Requirements: Extract the complete listing and repeat it word for word.

/---

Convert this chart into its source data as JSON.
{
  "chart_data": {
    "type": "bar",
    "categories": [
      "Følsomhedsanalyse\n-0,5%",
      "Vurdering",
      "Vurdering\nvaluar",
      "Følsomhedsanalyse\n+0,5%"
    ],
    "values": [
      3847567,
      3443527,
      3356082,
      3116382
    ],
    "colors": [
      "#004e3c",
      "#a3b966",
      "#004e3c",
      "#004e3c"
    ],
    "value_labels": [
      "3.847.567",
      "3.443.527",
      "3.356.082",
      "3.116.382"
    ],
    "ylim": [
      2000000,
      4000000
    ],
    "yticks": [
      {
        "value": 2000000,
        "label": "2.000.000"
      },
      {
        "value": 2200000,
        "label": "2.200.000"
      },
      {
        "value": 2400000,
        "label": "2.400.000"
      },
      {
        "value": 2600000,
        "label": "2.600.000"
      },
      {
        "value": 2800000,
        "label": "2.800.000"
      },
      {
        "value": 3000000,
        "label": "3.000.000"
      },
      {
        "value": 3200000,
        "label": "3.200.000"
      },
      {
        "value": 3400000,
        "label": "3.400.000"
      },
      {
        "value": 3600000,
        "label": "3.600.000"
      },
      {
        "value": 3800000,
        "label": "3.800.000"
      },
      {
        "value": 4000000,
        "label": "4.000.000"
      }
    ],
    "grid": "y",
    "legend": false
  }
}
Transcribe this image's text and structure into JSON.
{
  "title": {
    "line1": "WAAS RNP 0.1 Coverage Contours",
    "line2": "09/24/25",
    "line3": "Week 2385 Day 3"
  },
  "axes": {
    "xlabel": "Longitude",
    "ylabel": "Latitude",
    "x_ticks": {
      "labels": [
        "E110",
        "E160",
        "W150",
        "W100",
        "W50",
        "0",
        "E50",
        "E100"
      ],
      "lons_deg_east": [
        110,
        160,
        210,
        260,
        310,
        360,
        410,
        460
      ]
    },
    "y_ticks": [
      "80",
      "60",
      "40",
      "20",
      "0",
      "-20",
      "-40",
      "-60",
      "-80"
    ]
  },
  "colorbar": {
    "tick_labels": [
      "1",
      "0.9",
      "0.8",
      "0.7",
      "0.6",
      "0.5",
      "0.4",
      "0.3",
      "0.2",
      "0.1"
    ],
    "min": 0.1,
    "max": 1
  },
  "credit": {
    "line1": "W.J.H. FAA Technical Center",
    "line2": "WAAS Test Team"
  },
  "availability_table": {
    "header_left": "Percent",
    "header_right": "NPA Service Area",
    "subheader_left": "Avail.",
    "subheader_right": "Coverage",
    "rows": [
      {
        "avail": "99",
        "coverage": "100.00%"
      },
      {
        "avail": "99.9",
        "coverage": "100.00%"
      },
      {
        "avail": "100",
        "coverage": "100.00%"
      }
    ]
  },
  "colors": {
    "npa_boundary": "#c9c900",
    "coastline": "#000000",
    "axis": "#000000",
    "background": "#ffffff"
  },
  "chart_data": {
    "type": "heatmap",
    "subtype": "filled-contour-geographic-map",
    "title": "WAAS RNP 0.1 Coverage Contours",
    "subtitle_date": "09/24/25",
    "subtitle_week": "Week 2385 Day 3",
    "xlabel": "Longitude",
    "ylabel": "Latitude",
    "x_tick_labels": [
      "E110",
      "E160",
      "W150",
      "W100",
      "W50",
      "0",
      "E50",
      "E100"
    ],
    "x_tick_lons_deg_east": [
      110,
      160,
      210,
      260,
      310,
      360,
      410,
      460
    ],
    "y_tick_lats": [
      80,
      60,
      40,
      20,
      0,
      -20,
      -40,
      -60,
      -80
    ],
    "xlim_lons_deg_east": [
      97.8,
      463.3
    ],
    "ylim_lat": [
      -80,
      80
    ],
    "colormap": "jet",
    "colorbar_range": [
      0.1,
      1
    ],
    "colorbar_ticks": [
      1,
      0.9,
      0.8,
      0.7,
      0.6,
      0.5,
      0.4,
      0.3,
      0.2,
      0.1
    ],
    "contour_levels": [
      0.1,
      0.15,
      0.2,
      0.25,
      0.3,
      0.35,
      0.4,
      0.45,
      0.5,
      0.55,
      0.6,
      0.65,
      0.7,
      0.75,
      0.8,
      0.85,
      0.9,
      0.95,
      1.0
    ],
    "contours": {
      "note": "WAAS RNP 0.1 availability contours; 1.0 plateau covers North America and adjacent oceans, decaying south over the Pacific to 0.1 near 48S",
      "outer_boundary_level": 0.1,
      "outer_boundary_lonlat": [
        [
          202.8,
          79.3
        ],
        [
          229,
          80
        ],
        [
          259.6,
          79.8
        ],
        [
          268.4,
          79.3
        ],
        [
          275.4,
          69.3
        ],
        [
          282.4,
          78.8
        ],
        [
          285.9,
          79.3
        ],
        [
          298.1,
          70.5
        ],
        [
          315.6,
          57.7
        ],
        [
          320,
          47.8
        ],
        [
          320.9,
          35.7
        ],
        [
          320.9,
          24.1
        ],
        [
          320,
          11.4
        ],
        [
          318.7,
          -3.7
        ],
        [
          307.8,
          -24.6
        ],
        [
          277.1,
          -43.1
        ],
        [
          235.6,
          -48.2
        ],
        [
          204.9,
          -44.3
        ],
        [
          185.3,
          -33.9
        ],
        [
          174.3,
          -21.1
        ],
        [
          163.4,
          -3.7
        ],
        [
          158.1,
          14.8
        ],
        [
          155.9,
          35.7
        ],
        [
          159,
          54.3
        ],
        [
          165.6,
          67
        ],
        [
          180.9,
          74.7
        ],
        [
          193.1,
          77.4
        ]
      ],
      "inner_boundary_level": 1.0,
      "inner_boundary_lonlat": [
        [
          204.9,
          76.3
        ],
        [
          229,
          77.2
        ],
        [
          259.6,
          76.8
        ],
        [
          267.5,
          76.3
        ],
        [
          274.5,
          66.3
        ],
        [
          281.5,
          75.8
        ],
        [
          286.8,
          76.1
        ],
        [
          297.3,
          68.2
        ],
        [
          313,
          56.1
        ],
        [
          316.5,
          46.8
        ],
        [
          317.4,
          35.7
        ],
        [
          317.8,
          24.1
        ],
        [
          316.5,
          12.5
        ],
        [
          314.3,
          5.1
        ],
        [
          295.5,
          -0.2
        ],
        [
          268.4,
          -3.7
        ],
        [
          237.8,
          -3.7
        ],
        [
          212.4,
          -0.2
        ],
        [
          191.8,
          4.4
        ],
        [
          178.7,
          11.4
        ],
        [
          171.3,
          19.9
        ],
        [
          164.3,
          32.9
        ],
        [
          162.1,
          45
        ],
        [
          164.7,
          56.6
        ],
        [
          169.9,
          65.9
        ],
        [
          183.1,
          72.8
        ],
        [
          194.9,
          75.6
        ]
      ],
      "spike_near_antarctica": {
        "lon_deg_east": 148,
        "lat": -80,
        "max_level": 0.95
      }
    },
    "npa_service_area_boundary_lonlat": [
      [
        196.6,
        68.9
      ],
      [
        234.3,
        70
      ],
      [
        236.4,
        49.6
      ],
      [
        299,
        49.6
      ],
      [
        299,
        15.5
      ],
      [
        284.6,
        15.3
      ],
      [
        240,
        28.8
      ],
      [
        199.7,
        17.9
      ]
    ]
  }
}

\---

Reply:
Convert this chart into its source data as JSON.
{
  "chart_data": {
    "type": "bar",
    "categories": [
      "Følsomhedsanalyse\n-0,5%",
      "Vurdering",
      "Vurdering\nvaluar",
      "Følsomhedsanalyse\n+0,5%"
    ],
    "values": [
      3847567,
      3443527,
      3356082,
      3116382
    ],
    "colors": [
      "#004e3c",
      "#a3b966",
      "#004e3c",
      "#004e3c"
    ],
    "value_labels": [
      "3.847.567",
      "3.443.527",
      "3.356.082",
      "3.116.382"
    ],
    "ylim": [
      2000000,
      4000000
    ],
    "yticks": [
      {
        "value": 2000000,
        "label": "2.000.000"
      },
      {
        "value": 2200000,
        "label": "2.200.000"
      },
      {
        "value": 2400000,
        "label": "2.400.000"
      },
      {
        "value": 2600000,
        "label": "2.600.000"
      },
      {
        "value": 2800000,
        "label": "2.800.000"
      },
      {
        "value": 3000000,
        "label": "3.000.000"
      },
      {
        "value": 3200000,
        "label": "3.200.000"
      },
      {
        "value": 3400000,
        "label": "3.400.000"
      },
      {
        "value": 3600000,
        "label": "3.600.000"
      },
      {
        "value": 3800000,
        "label": "3.800.000"
      },
      {
        "value": 4000000,
        "label": "4.000.000"
      }
    ],
    "grid": "y",
    "legend": false
  }
}
Transcribe this image's text and structure into JSON.
{
  "title": {
    "line1": "WAAS RNP 0.1 Coverage Contours",
    "line2": "09/24/25",
    "line3": "Week 2385 Day 3"
  },
  "axes": {
    "xlabel": "Longitude",
    "ylabel": "Latitude",
    "x_ticks": {
      "labels": [
        "E110",
        "E160",
        "W150",
        "W100",
        "W50",
        "0",
        "E50",
        "E100"
      ],
      "lons_deg_east": [
        110,
        160,
        210,
        260,
        310,
        360,
        410,
        460
      ]
    },
    "y_ticks": [
      "80",
      "60",
      "40",
      "20",
      "0",
      "-20",
      "-40",
      "-60",
      "-80"
    ]
  },
  "colorbar": {
    "tick_labels": [
      "1",
      "0.9",
      "0.8",
      "0.7",
      "0.6",
      "0.5",
      "0.4",
      "0.3",
      "0.2",
      "0.1"
    ],
    "min": 0.1,
    "max": 1
  },
  "credit": {
    "line1": "W.J.H. FAA Technical Center",
    "line2": "WAAS Test Team"
  },
  "availability_table": {
    "header_left": "Percent",
    "header_right": "NPA Service Area",
    "subheader_left": "Avail.",
    "subheader_right": "Coverage",
    "rows": [
      {
        "avail": "99",
        "coverage": "100.00%"
      },
      {
        "avail": "99.9",
        "coverage": "100.00%"
      },
      {
        "avail": "100",
        "coverage": "100.00%"
      }
    ]
  },
  "colors": {
    "npa_boundary": "#c9c900",
    "coastline": "#000000",
    "axis": "#000000",
    "background": "#ffffff"
  },
  "chart_data": {
    "type": "heatmap",
    "subtype": "filled-contour-geographic-map",
    "title": "WAAS RNP 0.1 Coverage Contours",
    "subtitle_date": "09/24/25",
    "subtitle_week": "Week 2385 Day 3",
    "xlabel": "Longitude",
    "ylabel": "Latitude",
    "x_tick_labels": [
      "E110",
      "E160",
      "W150",
      "W100",
      "W50",
      "0",
      "E50",
      "E100"
    ],
    "x_tick_lons_deg_east": [
      110,
      160,
      210,
      260,
      310,
      360,
      410,
      460
    ],
    "y_tick_lats": [
      80,
      60,
      40,
      20,
      0,
      -20,
      -40,
      -60,
      -80
    ],
    "xlim_lons_deg_east": [
      97.8,
      463.3
    ],
    "ylim_lat": [
      -80,
      80
    ],
    "colormap": "jet",
    "colorbar_range": [
      0.1,
      1
    ],
    "colorbar_ticks": [
      1,
      0.9,
      0.8,
      0.7,
      0.6,
      0.5,
      0.4,
      0.3,
      0.2,
      0.1
    ],
    "contour_levels": [
      0.1,
      0.15,
      0.2,
      0.25,
      0.3,
      0.35,
      0.4,
      0.45,
      0.5,
      0.55,
      0.6,
      0.65,
      0.7,
      0.75,
      0.8,
      0.85,
      0.9,
      0.95,
      1.0
    ],
    "contours": {
      "note": "WAAS RNP 0.1 availability contours; 1.0 plateau covers North America and adjacent oceans, decaying south over the Pacific to 0.1 near 48S",
      "outer_boundary_level": 0.1,
      "outer_boundary_lonlat": [
        [
          202.8,
          79.3
        ],
        [
          229,
          80
        ],
        [
          259.6,
          79.8
        ],
        [
          268.4,
          79.3
        ],
        [
          275.4,
          69.3
        ],
        [
          282.4,
          78.8
        ],
        [
          285.9,
          79.3
        ],
        [
          298.1,
          70.5
        ],
        [
          315.6,
          57.7
        ],
        [
          320,
          47.8
        ],
        [
          320.9,
          35.7
        ],
        [
          320.9,
          24.1
        ],
        [
          320,
          11.4
        ],
        [
          318.7,
          -3.7
        ],
        [
          307.8,
          -24.6
        ],
        [
          277.1,
          -43.1
        ],
        [
          235.6,
          -48.2
        ],
        [
          204.9,
          -44.3
        ],
        [
          185.3,
          -33.9
        ],
        [
          174.3,
          -21.1
        ],
        [
          163.4,
          -3.7
        ],
        [
          158.1,
          14.8
        ],
        [
          155.9,
          35.7
        ],
        [
          159,
          54.3
        ],
        [
          165.6,
          67
        ],
        [
          180.9,
          74.7
        ],
        [
          193.1,
          77.4
        ]
      ],
      "inner_boundary_level": 1.0,
      "inner_boundary_lonlat": [
        [
          204.9,
          76.3
        ],
        [
          229,
          77.2
        ],
        [
          259.6,
          76.8
        ],
        [
          267.5,
          76.3
        ],
        [
          274.5,
          66.3
        ],
        [
          281.5,
          75.8
        ],
        [
          286.8,
          76.1
        ],
        [
          297.3,
          68.2
        ],
        [
          313,
          56.1
        ],
        [
          316.5,
          46.8
        ],
        [
          317.4,
          35.7
        ],
        [
          317.8,
          24.1
        ],
        [
          316.5,
          12.5
        ],
        [
          314.3,
          5.1
        ],
        [
          295.5,
          -0.2
        ],
        [
          268.4,
          -3.7
        ],
        [
          237.8,
          -3.7
        ],
        [
          212.4,
          -0.2
        ],
        [
          191.8,
          4.4
        ],
        [
          178.7,
          11.4
        ],
        [
          171.3,
          19.9
        ],
        [
          164.3,
          32.9
        ],
        [
          162.1,
          45
        ],
        [
          164.7,
          56.6
        ],
        [
          169.9,
          65.9
        ],
        [
          183.1,
          72.8
        ],
        [
          194.9,
          75.6
        ]
      ],
      "spike_near_antarctica": {
        "lon_deg_east": 148,
        "lat": -80,
        "max_level": 0.95
      }
    },
    "npa_service_area_boundary_lonlat": [
      [
        196.6,
        68.9
      ],
      [
        234.3,
        70
      ],
      [
        236.4,
        49.6
      ],
      [
        299,
        49.6
      ],
      [
        299,
        15.5
      ],
      [
        284.6,
        15.3
      ],
      [
        240,
        28.8
      ],
      [
        199.7,
        17.9
      ]
    ]
  }
}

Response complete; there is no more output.